:: TASK BRIEF ::
Every line of the listing must be repeated in the answer without alteration.

:: RECORDS TO PROCESS ::
______________________________

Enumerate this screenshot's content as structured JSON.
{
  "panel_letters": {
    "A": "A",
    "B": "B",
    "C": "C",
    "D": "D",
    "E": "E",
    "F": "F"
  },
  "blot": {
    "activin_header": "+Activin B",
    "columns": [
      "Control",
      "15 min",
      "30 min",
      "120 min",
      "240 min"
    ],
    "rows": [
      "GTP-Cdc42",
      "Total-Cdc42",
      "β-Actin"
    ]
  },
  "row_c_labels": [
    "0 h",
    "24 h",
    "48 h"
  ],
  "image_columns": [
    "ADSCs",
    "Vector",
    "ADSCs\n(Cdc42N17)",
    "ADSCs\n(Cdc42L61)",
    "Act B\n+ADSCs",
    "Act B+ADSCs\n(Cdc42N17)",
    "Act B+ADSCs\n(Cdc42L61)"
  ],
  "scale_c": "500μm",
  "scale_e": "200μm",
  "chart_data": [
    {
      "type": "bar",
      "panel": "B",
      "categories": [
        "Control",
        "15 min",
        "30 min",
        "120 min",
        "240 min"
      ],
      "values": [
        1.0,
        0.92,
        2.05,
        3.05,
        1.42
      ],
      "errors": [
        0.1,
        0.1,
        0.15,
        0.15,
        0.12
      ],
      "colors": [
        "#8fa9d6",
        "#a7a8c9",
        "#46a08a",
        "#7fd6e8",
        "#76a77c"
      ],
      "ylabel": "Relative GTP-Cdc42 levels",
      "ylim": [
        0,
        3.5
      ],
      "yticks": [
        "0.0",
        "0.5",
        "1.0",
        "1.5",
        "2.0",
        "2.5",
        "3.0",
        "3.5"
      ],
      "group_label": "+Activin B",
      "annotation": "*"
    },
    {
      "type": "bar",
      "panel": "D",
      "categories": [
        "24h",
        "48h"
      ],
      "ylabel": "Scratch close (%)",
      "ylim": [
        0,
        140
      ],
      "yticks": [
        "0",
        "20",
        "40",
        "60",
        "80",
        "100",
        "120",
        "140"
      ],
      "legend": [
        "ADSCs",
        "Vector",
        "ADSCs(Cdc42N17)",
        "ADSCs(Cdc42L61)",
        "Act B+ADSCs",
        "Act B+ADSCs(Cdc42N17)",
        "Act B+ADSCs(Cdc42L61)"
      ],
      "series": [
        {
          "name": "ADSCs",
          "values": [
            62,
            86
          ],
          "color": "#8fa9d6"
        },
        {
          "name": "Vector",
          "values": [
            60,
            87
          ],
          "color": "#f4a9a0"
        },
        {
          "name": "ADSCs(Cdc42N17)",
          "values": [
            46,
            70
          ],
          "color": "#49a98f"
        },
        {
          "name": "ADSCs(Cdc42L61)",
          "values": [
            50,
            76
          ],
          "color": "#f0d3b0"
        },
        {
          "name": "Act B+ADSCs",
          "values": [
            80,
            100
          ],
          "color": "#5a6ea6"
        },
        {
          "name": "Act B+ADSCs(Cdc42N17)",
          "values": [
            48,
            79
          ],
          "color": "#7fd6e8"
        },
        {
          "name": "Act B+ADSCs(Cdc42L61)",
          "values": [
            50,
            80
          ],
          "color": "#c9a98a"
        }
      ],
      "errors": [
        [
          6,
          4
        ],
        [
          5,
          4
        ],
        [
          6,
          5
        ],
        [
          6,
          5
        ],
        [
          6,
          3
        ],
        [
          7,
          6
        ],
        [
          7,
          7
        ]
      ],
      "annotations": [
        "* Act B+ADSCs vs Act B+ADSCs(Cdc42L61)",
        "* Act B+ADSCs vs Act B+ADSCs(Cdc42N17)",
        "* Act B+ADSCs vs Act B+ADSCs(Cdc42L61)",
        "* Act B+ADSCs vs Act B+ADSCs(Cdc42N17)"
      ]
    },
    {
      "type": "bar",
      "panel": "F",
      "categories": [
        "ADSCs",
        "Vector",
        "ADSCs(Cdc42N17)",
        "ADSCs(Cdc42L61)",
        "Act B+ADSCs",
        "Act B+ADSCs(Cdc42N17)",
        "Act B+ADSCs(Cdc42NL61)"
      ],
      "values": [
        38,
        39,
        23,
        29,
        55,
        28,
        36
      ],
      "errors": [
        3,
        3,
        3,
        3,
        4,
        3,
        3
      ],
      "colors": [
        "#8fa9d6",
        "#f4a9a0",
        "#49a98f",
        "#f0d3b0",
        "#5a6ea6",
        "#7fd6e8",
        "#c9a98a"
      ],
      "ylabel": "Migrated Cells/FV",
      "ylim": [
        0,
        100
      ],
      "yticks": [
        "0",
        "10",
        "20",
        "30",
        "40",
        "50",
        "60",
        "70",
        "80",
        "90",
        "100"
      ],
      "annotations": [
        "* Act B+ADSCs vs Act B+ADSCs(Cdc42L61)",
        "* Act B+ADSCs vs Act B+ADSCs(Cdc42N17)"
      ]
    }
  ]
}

______________________________

:: WRITTEN RESPONSE ::
Enumerate this screenshot's content as structured JSON.
{
  "panel_letters": {
    "A": "A",
    "B": "B",
    "C": "C",
    "D": "D",
    "E": "E",
    "F": "F"
  },
  "blot": {
    "activin_header": "+Activin B",
    "columns": [
      "Control",
      "15 min",
      "30 min",
      "120 min",
      "240 min"
    ],
    "rows": [
      "GTP-Cdc42",
      "Total-Cdc42",
      "β-Actin"
    ]
  },
  "row_c_labels": [
    "0 h",
    "24 h",
    "48 h"
  ],
  "image_columns": [
    "ADSCs",
    "Vector",
    "ADSCs\n(Cdc42N17)",
    "ADSCs\n(Cdc42L61)",
    "Act B\n+ADSCs",
    "Act B+ADSCs\n(Cdc42N17)",
    "Act B+ADSCs\n(Cdc42L61)"
  ],
  "scale_c": "500μm",
  "scale_e": "200μm",
  "chart_data": [
    {
      "type": "bar",
      "panel": "B",
      "categories": [
        "Control",
        "15 min",
        "30 min",
        "120 min",
        "240 min"
      ],
      "values": [
        1.0,
        0.92,
        2.05,
        3.05,
        1.42
      ],
      "errors": [
        0.1,
        0.1,
        0.15,
        0.15,
        0.12
      ],
      "colors": [
        "#8fa9d6",
        "#a7a8c9",
        "#46a08a",
        "#7fd6e8",
        "#76a77c"
      ],
      "ylabel": "Relative GTP-Cdc42 levels",
      "ylim": [
        0,
        3.5
      ],
      "yticks": [
        "0.0",
        "0.5",
        "1.0",
        "1.5",
        "2.0",
        "2.5",
        "3.0",
        "3.5"
      ],
      "group_label": "+Activin B",
      "annotation": "*"
    },
    {
      "type": "bar",
      "panel": "D",
      "categories": [
        "24h",
        "48h"
      ],
      "ylabel": "Scratch close (%)",
      "ylim": [
        0,
        140
      ],
      "yticks": [
        "0",
        "20",
        "40",
        "60",
        "80",
        "100",
        "120",
        "140"
      ],
      "legend": [
        "ADSCs",
        "Vector",
        "ADSCs(Cdc42N17)",
        "ADSCs(Cdc42L61)",
        "Act B+ADSCs",
        "Act B+ADSCs(Cdc42N17)",
        "Act B+ADSCs(Cdc42L61)"
      ],
      "series": [
        {
          "name": "ADSCs",
          "values": [
            62,
            86
          ],
          "color": "#8fa9d6"
        },
        {
          "name": "Vector",
          "values": [
            60,
            87
          ],
          "color": "#f4a9a0"
        },
        {
          "name": "ADSCs(Cdc42N17)",
          "values": [
            46,
            70
          ],
          "color": "#49a98f"
        },
        {
          "name": "ADSCs(Cdc42L61)",
          "values": [
            50,
            76
          ],
          "color": "#f0d3b0"
        },
        {
          "name": "Act B+ADSCs",
          "values": [
            80,
            100
          ],
          "color": "#5a6ea6"
        },
        {
          "name": "Act B+ADSCs(Cdc42N17)",
          "values": [
            48,
            79
          ],
          "color": "#7fd6e8"
        },
        {
          "name": "Act B+ADSCs(Cdc42L61)",
          "values": [
            50,
            80
          ],
          "color": "#c9a98a"
        }
      ],
      "errors": [
        [
          6,
          4
        ],
        [
          5,
          4
        ],
        [
          6,
          5
        ],
        [
          6,
          5
        ],
        [
          6,
          3
        ],
        [
          7,
          6
        ],
        [
          7,
          7
        ]
      ],
      "annotations": [
        "* Act B+ADSCs vs Act B+ADSCs(Cdc42L61)",
        "* Act B+ADSCs vs Act B+ADSCs(Cdc42N17)",
        "* Act B+ADSCs vs Act B+ADSCs(Cdc42L61)",
        "* Act B+ADSCs vs Act B+ADSCs(Cdc42N17)"
      ]
    },
    {
      "type": "bar",
      "panel": "F",
      "categories": [
        "ADSCs",
        "Vector",
        "ADSCs(Cdc42N17)",
        "ADSCs(Cdc42L61)",
        "Act B+ADSCs",
        "Act B+ADSCs(Cdc42N17)",
        "Act B+ADSCs(Cdc42NL61)"
      ],
      "values": [
        38,
        39,
        23,
        29,
        55,
        28,
        36
      ],
      "errors": [
        3,
        3,
        3,
        3,
        4,
        3,
        3
      ],
      "colors": [
        "#8fa9d6",
        "#f4a9a0",
        "#49a98f",
        "#f0d3b0",
        "#5a6ea6",
        "#7fd6e8",
        "#c9a98a"
      ],
      "ylabel": "Migrated Cells/FV",
      "ylim": [
        0,
        100
      ],
      "yticks": [
        "0",
        "10",
        "20",
        "30",
        "40",
        "50",
        "60",
        "70",
        "80",
        "90",
        "100"
      ],
      "annotations": [
        "* Act B+ADSCs vs Act B+ADSCs(Cdc42L61)",
        "* Act B+ADSCs vs Act B+ADSCs(Cdc42N17)"
      ]
    }
  ]
}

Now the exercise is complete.